● **EXTRACT**:
========
Dear person who used the free text box on the survey to comment that people with hearing loss are “being selfish to demand something that only helps a small group of people”,
I saw your comment way back when I closed the survey last year and I’ve known that I’ve needed to address it, but I haven’t known how. Then I remembered that I have a website. So, I’m writing you this letter, post night shift (so be gentle about typos).
The idea that we must only cater to the masses feels absurd to me. If we follow your logic then it’s selfish for wheelchair users to “demand” adjustments such as ramps, wider shop aisles, lifts. If we follow your logic, we can get rid of those special buses that hiss their way down to the pavement so wheelchair users can get on the bus without having to perform some kind of wheelchair acrobatics.
Except we would never do that, because it’s 2017 and because we are sensible people that recognise that people with any kind of disability or difference are entitled to the same life experiences that the rest of society takes for granted.
When we limit a minority’s access to something, we devalue that minority. In your comment, which I imagine you popped in that text box quickly and unthinkingly, you devalued people based on whether or not their needs would affect your experience. Your experience.
When did your needs become more important? Subtitling does not affect whether or not you can attend the cinema; you may not be used to having subtitles on a screen, you may not like it, but ultimately they don’t affect your level of access. The same can’t be said for a person with hearing loss.
Put simply, both you and a person with hearing loss can go to the cinema when the cinema has provided access to personal subtitling devices or subtitled screenings. Only you can go if they don’t. But as long as you’re enjoying yourself eh?
Ultimately though, I’m forced to admit that I am selfish. I want to go to the cinema with my mum, or my pal who lost her hearing through some medical treatment. I want to be able to do that easily, just like you can. Maybe we are all a bit selfish, but it’s how our selfishness plays out that we need to be mindful of. Does our selfishness limit or promote people? That’s how we can determine whether our selfishness is acceptable.
Yours is not. Not in a world that has come as far as it has. Not in a country where people with hearing loss account for 1/6 of the population. Not when people “being selfish” means words being on a screening instead of not.
========
● **DATA EXCERPTS**:

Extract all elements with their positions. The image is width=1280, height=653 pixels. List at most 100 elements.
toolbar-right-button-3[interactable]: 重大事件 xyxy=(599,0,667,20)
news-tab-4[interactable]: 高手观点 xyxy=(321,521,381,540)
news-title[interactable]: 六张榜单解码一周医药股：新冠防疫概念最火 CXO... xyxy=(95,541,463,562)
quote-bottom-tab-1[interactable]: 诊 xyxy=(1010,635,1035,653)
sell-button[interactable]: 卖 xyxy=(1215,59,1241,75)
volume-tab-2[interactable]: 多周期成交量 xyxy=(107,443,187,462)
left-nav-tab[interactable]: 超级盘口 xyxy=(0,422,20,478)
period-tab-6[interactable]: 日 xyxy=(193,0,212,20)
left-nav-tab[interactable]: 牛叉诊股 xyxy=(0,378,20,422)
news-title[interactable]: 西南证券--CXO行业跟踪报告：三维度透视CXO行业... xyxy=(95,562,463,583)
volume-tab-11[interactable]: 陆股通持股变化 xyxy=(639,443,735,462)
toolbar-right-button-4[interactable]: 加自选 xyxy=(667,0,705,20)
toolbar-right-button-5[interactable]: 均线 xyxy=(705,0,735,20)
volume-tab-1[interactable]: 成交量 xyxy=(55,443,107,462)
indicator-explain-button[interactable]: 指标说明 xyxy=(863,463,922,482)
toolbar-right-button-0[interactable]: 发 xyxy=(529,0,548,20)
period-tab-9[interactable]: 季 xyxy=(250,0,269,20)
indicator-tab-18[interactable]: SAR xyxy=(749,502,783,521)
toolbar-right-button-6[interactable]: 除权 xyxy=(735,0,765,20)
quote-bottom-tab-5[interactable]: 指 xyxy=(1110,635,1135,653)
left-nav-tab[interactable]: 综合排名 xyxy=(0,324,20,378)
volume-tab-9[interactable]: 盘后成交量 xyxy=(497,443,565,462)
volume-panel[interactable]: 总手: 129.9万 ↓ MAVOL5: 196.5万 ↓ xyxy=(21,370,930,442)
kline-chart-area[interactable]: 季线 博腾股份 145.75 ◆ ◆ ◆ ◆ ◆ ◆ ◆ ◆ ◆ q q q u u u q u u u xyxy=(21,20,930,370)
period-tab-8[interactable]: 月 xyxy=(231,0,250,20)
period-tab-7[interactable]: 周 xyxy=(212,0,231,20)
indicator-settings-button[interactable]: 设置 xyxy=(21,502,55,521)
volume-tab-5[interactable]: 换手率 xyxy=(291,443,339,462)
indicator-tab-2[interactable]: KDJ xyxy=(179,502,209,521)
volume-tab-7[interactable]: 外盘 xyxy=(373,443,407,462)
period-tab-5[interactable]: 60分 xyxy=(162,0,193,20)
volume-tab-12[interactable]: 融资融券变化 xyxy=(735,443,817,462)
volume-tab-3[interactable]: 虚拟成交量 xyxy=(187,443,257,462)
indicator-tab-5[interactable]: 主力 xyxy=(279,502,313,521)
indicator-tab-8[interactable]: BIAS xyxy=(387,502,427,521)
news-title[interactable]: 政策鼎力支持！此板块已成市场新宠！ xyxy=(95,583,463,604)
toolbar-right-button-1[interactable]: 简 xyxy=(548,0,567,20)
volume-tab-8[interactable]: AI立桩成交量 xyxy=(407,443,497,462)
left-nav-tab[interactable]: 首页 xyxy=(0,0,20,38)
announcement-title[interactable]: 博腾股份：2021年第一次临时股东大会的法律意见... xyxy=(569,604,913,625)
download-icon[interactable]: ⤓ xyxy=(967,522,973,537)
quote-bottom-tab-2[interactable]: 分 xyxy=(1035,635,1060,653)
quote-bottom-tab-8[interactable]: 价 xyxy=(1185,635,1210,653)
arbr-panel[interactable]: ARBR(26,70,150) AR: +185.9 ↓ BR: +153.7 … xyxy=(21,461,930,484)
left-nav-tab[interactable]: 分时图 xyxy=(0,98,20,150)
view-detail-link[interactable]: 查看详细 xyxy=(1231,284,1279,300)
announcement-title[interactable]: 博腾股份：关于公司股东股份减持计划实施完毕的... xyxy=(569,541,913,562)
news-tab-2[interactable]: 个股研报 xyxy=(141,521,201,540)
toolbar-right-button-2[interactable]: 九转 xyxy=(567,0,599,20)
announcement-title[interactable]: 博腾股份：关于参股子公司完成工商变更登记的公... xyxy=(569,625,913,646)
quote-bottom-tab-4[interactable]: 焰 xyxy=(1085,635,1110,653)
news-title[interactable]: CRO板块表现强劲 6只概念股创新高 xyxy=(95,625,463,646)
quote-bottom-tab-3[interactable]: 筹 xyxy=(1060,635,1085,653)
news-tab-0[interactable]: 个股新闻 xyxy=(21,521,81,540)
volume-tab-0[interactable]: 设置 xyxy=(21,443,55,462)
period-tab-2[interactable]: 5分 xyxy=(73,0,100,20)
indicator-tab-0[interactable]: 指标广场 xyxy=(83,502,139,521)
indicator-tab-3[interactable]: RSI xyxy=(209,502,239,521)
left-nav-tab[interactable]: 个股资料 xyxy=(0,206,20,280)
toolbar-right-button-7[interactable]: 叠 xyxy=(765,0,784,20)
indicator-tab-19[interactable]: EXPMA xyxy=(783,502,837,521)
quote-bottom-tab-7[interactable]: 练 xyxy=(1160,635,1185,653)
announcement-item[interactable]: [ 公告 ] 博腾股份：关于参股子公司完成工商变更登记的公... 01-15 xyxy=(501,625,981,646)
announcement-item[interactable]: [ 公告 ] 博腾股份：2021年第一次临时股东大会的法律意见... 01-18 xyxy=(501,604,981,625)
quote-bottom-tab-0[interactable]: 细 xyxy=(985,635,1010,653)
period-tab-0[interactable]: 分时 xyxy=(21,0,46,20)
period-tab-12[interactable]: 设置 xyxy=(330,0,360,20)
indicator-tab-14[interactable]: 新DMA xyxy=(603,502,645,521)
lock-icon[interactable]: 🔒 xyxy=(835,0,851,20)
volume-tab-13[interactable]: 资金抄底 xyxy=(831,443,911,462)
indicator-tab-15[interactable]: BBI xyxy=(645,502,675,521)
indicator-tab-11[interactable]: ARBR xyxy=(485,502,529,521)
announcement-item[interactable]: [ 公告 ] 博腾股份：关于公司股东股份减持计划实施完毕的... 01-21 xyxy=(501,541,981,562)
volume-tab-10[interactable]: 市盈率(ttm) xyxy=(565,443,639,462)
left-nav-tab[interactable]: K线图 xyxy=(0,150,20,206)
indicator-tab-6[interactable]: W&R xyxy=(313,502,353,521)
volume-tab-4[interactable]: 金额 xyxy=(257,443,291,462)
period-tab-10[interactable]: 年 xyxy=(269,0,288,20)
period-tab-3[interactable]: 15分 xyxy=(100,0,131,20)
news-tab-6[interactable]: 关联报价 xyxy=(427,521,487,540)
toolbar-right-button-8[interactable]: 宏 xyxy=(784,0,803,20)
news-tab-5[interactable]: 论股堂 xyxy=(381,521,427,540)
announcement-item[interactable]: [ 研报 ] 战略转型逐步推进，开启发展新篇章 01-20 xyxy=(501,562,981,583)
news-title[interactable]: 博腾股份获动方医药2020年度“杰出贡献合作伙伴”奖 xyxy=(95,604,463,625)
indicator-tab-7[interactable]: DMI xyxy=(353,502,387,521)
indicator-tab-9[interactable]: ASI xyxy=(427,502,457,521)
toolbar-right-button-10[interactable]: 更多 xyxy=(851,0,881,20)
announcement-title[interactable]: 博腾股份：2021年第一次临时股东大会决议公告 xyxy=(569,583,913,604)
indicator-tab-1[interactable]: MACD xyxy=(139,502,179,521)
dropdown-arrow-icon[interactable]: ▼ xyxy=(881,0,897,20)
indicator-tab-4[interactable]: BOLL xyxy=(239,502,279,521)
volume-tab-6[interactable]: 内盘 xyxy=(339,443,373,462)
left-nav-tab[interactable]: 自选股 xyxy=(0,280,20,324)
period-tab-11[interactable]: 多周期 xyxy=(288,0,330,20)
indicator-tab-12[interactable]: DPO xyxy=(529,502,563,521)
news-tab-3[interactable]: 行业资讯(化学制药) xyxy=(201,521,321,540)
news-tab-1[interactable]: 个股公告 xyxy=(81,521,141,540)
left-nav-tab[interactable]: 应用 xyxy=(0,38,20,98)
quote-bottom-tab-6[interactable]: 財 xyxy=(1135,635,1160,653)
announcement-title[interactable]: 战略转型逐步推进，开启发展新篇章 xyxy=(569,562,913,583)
========
● **WHAT IS BEING ASKED**: In the letter about subtitles, rewrite the paragraph beginning "The idea that we must only cater to the masses" as a short bulleted list that keeps its main points.

● **ANSWER SECTION**:
- The writer finds the idea that we must cater only to the masses absurd.
- By that logic, wheelchair users would be selfish to "demand" ramps, wider shop aisles and lifts.
- By the same logic, buses that lower to the pavement could be scrapped, leaving wheelchair users to get on without them.